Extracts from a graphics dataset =
------------
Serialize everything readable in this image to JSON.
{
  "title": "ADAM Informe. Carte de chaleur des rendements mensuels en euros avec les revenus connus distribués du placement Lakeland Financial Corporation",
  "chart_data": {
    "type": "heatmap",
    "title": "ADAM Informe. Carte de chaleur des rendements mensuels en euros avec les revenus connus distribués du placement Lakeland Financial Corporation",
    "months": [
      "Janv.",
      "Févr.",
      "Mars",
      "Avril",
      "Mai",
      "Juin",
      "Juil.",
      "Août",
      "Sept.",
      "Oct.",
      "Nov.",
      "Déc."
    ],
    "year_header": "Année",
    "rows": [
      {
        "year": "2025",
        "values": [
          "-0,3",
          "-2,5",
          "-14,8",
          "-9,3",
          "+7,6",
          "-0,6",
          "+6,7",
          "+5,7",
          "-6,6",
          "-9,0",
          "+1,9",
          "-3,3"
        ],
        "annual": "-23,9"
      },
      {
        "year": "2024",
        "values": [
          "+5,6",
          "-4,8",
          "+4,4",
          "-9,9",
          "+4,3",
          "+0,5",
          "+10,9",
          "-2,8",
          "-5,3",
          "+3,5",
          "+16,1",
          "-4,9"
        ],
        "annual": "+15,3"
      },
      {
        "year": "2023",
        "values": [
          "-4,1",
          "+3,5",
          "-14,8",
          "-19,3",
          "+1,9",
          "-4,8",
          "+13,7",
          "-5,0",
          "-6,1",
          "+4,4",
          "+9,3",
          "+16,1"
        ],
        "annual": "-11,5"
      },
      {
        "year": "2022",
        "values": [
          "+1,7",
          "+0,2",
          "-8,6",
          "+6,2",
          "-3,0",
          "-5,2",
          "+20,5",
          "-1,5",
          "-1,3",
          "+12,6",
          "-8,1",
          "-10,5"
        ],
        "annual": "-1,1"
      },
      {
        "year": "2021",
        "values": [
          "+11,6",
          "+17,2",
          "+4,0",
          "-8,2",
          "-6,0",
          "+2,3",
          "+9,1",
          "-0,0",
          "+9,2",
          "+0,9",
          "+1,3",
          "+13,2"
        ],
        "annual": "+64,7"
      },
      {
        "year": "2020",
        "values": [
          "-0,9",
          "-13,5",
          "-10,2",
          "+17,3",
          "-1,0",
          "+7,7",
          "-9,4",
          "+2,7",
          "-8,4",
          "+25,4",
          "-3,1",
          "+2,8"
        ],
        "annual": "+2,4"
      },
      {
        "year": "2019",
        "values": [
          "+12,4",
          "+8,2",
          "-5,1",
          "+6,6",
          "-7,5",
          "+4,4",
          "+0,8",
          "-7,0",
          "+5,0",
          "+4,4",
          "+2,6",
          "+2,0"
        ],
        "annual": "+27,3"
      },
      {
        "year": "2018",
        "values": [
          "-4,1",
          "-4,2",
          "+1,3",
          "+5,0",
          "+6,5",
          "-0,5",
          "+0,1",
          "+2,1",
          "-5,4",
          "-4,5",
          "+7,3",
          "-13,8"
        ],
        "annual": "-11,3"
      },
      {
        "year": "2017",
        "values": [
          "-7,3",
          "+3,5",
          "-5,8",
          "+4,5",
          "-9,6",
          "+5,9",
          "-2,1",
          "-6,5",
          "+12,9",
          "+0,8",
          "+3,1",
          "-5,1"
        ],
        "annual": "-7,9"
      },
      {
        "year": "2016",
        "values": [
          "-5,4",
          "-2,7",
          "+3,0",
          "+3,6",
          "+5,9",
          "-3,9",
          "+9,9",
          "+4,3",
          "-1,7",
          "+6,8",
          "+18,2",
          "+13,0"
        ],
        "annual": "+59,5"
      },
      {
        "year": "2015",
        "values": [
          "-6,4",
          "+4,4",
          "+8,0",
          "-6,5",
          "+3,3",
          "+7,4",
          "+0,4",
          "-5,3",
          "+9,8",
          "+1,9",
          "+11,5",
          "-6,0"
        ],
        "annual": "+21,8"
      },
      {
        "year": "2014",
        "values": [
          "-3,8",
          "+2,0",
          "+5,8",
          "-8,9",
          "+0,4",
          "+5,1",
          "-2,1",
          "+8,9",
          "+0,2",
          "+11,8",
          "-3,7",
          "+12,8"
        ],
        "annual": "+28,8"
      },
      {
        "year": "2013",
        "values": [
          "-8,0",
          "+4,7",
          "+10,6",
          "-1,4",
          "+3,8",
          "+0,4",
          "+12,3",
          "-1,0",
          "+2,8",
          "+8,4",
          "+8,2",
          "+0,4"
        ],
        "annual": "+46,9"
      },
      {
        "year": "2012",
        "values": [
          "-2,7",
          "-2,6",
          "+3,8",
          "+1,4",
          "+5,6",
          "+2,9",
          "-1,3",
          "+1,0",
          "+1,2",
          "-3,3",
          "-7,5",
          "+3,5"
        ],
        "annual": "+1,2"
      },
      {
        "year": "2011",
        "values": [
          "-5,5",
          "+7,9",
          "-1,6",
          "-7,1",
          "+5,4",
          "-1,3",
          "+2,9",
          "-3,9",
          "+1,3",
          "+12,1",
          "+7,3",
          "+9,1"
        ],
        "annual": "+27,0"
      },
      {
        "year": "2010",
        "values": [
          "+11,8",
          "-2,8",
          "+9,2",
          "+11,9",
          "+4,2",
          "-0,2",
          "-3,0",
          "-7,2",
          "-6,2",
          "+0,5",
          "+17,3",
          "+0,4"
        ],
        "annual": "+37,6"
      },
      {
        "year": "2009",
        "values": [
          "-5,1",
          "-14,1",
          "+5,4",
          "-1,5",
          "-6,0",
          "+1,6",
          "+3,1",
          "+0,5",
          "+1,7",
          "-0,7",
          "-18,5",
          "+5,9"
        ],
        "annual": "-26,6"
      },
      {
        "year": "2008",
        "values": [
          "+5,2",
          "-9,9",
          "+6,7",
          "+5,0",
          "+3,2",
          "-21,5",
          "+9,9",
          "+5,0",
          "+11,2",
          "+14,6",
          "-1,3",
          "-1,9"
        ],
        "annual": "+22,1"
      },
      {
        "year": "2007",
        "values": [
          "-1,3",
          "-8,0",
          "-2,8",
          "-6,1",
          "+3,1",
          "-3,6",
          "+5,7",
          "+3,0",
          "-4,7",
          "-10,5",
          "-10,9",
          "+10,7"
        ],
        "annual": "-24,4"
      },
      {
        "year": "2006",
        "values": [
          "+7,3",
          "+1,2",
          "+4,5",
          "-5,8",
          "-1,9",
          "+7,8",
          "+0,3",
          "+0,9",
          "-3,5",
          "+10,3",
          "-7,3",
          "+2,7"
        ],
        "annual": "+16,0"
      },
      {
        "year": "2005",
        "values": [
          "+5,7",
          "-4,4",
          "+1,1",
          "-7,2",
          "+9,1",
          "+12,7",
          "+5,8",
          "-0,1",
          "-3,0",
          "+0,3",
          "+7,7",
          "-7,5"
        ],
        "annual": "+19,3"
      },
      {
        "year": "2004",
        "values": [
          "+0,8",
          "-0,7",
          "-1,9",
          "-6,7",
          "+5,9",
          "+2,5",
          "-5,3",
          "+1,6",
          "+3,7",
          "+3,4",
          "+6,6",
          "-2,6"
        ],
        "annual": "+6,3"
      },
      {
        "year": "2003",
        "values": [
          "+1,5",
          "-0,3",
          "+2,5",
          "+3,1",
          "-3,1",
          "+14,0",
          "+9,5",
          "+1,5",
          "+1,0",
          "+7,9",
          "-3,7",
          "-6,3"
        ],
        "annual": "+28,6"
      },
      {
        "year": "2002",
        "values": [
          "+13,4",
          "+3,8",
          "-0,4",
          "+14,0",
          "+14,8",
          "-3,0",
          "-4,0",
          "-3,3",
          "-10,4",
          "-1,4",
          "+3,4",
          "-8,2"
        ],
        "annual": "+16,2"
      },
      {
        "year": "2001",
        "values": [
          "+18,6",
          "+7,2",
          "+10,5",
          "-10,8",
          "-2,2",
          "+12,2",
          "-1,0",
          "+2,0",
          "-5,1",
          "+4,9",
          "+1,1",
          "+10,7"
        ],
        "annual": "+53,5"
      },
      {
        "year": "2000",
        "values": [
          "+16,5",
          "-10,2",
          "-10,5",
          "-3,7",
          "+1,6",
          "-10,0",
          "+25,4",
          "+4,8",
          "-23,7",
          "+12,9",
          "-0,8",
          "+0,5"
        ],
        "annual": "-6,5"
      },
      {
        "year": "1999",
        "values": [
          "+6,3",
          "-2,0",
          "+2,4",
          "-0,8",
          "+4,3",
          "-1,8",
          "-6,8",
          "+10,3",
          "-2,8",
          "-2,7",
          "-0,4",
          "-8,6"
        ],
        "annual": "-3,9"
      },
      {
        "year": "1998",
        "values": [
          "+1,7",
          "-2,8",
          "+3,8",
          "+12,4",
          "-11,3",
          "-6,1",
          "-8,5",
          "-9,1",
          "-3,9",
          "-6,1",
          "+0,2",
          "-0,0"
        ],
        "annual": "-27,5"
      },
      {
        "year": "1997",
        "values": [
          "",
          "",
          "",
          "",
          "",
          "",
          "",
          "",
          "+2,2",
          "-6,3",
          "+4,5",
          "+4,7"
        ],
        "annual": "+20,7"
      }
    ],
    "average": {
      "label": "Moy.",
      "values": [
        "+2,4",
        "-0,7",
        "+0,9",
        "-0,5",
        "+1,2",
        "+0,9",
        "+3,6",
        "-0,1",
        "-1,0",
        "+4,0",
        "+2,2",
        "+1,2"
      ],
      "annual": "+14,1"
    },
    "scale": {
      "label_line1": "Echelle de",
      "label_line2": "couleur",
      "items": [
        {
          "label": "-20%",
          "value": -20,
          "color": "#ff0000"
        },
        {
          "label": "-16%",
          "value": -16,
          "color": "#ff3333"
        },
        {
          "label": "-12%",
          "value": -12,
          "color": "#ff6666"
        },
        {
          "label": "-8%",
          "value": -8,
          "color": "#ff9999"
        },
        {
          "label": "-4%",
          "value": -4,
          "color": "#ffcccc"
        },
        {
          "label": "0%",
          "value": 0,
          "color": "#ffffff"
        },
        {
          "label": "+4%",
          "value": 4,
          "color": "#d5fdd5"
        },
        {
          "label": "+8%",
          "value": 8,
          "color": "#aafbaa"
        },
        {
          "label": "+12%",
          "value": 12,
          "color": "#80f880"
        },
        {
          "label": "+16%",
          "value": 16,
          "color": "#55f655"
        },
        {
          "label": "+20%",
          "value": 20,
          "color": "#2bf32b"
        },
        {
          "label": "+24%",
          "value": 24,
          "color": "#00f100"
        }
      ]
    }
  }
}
------------
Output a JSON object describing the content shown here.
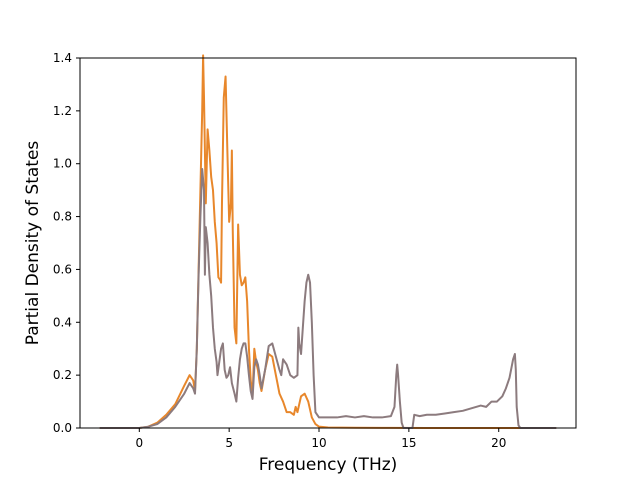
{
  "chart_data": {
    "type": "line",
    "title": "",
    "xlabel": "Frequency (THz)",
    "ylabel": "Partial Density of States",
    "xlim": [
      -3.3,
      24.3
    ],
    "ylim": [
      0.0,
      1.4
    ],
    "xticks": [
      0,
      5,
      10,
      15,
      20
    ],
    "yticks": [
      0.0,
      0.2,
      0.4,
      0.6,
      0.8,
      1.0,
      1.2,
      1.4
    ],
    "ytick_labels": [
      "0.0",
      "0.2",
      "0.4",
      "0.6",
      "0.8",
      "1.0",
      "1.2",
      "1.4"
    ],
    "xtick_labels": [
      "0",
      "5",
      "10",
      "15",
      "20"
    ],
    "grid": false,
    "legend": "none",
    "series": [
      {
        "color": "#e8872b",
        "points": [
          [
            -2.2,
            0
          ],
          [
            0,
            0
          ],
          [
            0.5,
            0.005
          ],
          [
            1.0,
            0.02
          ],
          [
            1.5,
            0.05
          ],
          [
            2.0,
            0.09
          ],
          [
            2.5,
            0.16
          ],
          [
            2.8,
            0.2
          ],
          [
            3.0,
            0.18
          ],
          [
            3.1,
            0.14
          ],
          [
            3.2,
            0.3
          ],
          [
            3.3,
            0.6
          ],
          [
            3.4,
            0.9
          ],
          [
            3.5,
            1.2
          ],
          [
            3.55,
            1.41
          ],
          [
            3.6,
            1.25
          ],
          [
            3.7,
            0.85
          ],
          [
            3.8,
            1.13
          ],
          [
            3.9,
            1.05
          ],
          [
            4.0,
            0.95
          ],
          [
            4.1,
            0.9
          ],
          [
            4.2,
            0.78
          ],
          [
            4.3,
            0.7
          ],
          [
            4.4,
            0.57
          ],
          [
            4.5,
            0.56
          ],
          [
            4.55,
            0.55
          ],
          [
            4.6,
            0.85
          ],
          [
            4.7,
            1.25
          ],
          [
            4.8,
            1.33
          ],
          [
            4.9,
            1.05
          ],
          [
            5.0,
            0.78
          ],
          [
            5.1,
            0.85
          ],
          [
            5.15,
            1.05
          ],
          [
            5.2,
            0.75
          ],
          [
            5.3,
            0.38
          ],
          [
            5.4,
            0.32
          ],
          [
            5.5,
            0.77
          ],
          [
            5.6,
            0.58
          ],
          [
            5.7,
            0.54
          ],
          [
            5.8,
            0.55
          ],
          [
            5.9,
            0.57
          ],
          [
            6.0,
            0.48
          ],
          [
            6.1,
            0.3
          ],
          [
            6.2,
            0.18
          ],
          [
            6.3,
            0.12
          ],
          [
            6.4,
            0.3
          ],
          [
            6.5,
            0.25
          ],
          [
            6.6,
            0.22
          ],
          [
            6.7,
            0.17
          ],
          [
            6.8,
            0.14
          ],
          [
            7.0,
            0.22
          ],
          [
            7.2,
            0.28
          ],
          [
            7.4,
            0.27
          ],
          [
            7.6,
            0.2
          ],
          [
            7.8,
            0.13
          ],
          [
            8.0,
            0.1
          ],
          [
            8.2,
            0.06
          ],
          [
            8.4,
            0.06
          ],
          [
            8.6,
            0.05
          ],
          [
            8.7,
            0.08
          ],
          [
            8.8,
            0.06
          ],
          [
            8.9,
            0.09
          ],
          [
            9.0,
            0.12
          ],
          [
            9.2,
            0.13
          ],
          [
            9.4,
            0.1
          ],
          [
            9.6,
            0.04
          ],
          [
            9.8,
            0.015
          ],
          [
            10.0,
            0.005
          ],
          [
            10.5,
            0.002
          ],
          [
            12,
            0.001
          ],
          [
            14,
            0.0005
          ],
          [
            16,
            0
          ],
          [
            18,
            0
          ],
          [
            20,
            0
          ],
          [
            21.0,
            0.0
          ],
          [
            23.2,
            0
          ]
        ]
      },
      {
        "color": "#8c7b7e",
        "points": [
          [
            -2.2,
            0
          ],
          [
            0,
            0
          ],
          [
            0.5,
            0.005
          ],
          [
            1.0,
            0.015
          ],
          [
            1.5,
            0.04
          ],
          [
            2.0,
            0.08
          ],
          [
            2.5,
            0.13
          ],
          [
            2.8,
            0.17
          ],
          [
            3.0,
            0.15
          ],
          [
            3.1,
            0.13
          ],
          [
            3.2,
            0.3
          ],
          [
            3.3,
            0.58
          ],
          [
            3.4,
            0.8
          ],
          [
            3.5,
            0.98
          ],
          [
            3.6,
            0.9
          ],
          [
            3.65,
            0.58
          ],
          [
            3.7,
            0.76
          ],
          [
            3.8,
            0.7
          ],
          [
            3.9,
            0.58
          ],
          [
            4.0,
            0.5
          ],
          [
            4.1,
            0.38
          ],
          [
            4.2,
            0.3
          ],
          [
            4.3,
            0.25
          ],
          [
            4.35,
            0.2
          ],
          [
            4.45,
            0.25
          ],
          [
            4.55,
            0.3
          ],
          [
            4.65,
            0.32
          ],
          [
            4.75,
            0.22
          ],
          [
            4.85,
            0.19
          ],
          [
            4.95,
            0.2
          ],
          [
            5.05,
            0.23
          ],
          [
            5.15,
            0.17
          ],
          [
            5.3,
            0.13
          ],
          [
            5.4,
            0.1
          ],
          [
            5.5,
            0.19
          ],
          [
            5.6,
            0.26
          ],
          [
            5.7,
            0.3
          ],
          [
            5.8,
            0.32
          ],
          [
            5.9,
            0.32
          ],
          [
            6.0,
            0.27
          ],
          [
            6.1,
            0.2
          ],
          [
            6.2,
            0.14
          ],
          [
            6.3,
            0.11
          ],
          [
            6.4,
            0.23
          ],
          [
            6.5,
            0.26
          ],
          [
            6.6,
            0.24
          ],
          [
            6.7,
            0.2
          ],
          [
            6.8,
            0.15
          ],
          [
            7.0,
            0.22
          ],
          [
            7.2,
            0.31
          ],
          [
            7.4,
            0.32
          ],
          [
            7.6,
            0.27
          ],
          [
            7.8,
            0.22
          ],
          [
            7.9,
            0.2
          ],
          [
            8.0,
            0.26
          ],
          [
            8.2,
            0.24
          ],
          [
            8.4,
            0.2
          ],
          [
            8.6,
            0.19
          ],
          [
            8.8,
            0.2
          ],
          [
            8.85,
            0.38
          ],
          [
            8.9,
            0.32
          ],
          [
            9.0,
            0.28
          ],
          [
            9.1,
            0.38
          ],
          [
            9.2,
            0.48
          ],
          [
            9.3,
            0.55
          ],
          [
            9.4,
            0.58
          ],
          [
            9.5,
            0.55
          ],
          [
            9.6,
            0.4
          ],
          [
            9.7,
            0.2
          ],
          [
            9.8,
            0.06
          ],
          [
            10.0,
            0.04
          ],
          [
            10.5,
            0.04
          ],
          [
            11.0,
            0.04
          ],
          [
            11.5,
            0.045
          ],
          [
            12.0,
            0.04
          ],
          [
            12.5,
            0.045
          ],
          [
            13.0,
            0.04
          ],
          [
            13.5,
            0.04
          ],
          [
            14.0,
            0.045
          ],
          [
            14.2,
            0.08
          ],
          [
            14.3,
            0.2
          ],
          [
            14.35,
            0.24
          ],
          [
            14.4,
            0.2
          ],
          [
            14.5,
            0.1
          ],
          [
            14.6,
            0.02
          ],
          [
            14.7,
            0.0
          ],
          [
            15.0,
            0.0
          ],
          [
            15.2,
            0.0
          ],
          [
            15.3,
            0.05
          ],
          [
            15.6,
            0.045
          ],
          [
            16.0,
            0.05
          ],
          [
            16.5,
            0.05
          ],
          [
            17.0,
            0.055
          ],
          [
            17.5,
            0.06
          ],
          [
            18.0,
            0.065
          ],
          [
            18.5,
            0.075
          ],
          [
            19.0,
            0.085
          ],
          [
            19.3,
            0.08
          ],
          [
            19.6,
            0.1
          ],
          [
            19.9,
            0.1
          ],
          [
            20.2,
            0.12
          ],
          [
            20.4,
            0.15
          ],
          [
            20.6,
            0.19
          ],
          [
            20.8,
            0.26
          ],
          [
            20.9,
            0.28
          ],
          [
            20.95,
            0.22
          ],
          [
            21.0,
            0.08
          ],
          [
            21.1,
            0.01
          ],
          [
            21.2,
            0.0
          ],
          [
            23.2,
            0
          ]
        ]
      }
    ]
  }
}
------------
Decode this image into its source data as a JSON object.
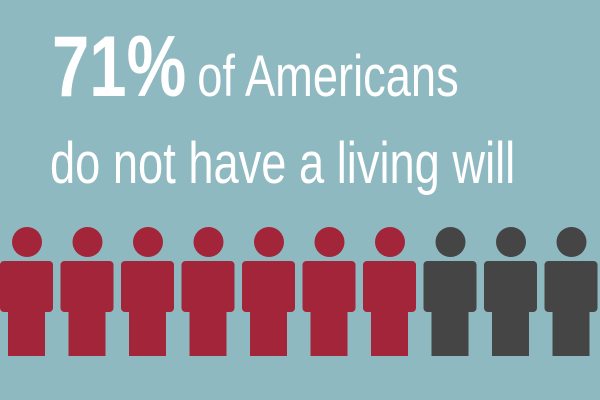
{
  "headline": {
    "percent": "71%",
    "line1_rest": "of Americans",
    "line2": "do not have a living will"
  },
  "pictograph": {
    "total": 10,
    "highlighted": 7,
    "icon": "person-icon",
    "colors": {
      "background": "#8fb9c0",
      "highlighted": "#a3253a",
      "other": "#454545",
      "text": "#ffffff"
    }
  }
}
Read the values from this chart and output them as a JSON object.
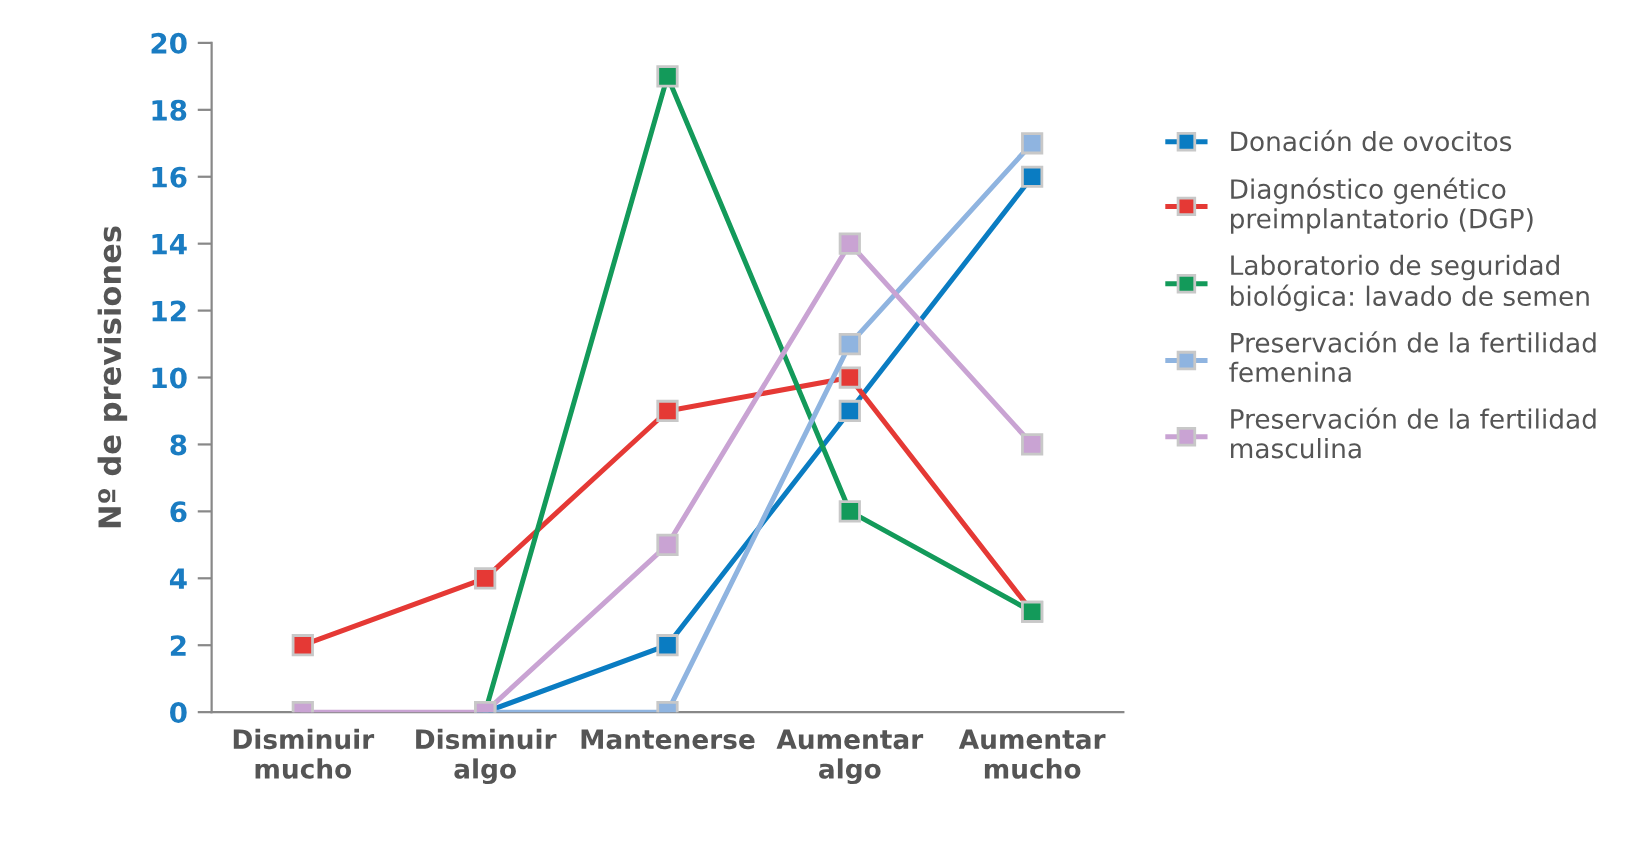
------------
SHORT TASK =
Above are records; repeat only the lines from the line with "Decode this image" through the line with "Read the values", and leave pictures out.

EXERCISE ANSWER =
Decode this image into its source data as a JSON object.
{
  "headline": {
    "percent": "71%",
    "line1_rest": "of Americans",
    "line2": "do not have a living will"
  },
  "pictograph": {
    "total": 10,
    "highlighted": 7,
    "icon": "person-icon",
    "colors": {
      "background": "#8fb9c0",
      "highlighted": "#a3253a",
      "other": "#454545",
      "text": "#ffffff"
    }
  }
}
Read the values from this chart and output them as a JSON object.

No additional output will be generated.